Dataset rows:
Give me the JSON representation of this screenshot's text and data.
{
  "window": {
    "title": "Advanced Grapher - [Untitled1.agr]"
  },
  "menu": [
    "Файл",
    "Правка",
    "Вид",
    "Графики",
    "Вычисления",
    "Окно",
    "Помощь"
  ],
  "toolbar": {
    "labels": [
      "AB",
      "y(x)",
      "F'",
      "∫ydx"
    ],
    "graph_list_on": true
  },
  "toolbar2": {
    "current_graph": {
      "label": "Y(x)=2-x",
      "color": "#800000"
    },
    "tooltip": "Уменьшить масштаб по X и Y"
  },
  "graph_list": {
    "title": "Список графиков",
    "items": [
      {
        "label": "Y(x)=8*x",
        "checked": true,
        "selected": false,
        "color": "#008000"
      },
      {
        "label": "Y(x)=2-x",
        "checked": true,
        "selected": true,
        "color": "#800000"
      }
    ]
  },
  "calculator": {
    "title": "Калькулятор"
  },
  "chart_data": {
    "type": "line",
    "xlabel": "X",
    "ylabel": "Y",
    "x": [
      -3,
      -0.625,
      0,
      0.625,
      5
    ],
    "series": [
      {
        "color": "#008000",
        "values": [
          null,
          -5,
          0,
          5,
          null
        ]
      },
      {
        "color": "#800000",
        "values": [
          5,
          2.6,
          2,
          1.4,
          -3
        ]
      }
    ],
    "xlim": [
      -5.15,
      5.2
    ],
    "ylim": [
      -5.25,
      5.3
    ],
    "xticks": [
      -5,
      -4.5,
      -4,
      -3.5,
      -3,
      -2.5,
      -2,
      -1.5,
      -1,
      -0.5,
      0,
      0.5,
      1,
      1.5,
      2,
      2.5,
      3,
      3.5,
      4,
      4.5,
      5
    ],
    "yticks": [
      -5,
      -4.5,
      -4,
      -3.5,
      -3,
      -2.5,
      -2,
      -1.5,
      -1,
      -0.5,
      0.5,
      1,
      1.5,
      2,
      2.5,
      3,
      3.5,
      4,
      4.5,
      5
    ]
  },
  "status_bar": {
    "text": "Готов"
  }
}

◆ **What you should do**
Write the data from above out again, exactly.

◆ **The response**
Give me the JSON representation of this screenshot's text and data.
{
  "window": {
    "title": "Advanced Grapher - [Untitled1.agr]"
  },
  "menu": [
    "Файл",
    "Правка",
    "Вид",
    "Графики",
    "Вычисления",
    "Окно",
    "Помощь"
  ],
  "toolbar": {
    "labels": [
      "AB",
      "y(x)",
      "F'",
      "∫ydx"
    ],
    "graph_list_on": true
  },
  "toolbar2": {
    "current_graph": {
      "label": "Y(x)=2-x",
      "color": "#800000"
    },
    "tooltip": "Уменьшить масштаб по X и Y"
  },
  "graph_list": {
    "title": "Список графиков",
    "items": [
      {
        "label": "Y(x)=8*x",
        "checked": true,
        "selected": false,
        "color": "#008000"
      },
      {
        "label": "Y(x)=2-x",
        "checked": true,
        "selected": true,
        "color": "#800000"
      }
    ]
  },
  "calculator": {
    "title": "Калькулятор"
  },
  "chart_data": {
    "type": "line",
    "xlabel": "X",
    "ylabel": "Y",
    "x": [
      -3,
      -0.625,
      0,
      0.625,
      5
    ],
    "series": [
      {
        "color": "#008000",
        "values": [
          null,
          -5,
          0,
          5,
          null
        ]
      },
      {
        "color": "#800000",
        "values": [
          5,
          2.6,
          2,
          1.4,
          -3
        ]
      }
    ],
    "xlim": [
      -5.15,
      5.2
    ],
    "ylim": [
      -5.25,
      5.3
    ],
    "xticks": [
      -5,
      -4.5,
      -4,
      -3.5,
      -3,
      -2.5,
      -2,
      -1.5,
      -1,
      -0.5,
      0,
      0.5,
      1,
      1.5,
      2,
      2.5,
      3,
      3.5,
      4,
      4.5,
      5
    ],
    "yticks": [
      -5,
      -4.5,
      -4,
      -3.5,
      -3,
      -2.5,
      -2,
      -1.5,
      -1,
      -0.5,
      0.5,
      1,
      1.5,
      2,
      2.5,
      3,
      3.5,
      4,
      4.5,
      5
    ]
  },
  "status_bar": {
    "text": "Готов"
  }
}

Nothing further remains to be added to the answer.